_AUFGABE UND VORGABEN_.
Fahre mit dem Auszug über Spielbergs Film fort und schließe direkt an seinen letzten Satz an.

_GEZEIGTER TEXTAUSZUG_.
Warum das alles überhaupt? Na klar, um mit den erfahrenen Krisen des unmittelbaren Alltags und der Welt fertig zu werden. Der junge Sammy (Gabriel LaBelle) muss sich im einmal für die blutigen Gewaltdarstellungen in seinen Kriegsfilmen verantworten. Ganz einfach: Weil sie helfen, ihren eigenen Schrecken zu überwinden. Den Kopf in ein Löwenmaul zu stecken, sei einfach nur mutig, erklärt Sammys kauziger Onkel, ein Zirkusdompteur. Die Kunst bestehe darin, sich nicht den Kopf abbeißen zu lassen. Umwerfend stilvolle und verblüffende Bilder findet Spielberg, um solche Prozesse und Pointen in Szene zu setzen. Und wenn es nur das Loch in einem Notenblatt ist, das die nächste Idee freisetzt.

_VORLIEGENDE EINTRÄGE_.
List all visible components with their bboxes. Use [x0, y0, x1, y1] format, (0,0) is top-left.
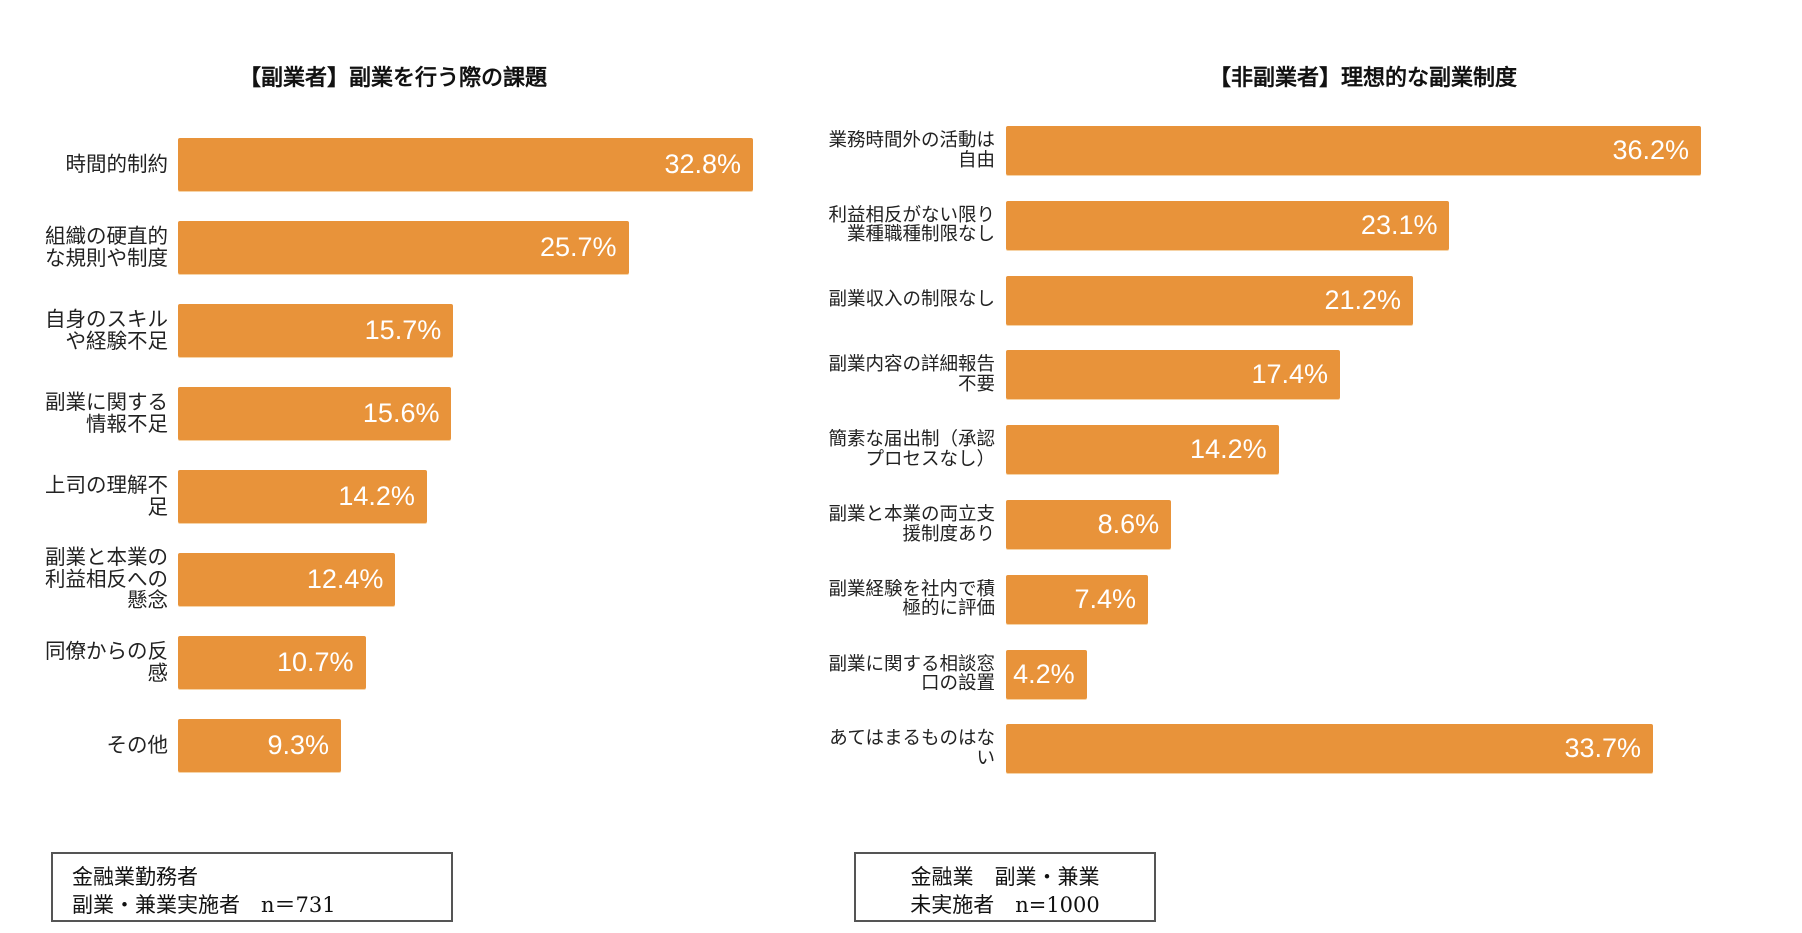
--
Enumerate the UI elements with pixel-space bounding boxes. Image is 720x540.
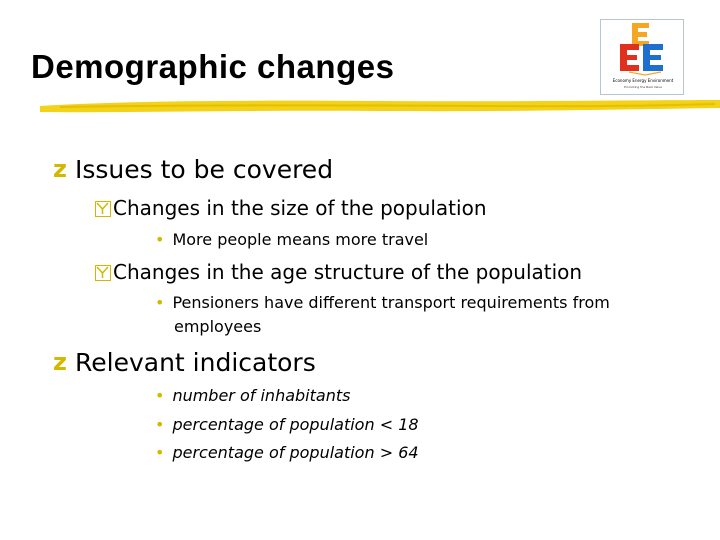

_ERGEBNIS DER AUFGABE_.
Jedes noch so banale Ereignis kann zugleich einen Zauber entfalten, kann zur gewaltigen Kinoerfahrung führen, immer auf der Suche, sich selbst im Strom der Zeit zu konservieren. Und das Hässliche kann in der überlebensgroßen Darstellung in das Schöne oder aber in eine Waffe verwandelt werden. Wie viele abgedroschene Liebesbriefe an die Kunst des Filmemachens kann das Kino noch vertragen, bevor es sich mit ihnen selbst zerstört? Nun, Steven Spielberg hat diesen Moment mit seinem wunderbaren Drama zum Glück noch einmal hinausgezögert. Nach mittelmäßigen Werken wie „West Side Story“ oder „Die Verlegerin“ gelingt ihm mit „Die Fabelmans“ sein stärkster Film seit Jahren.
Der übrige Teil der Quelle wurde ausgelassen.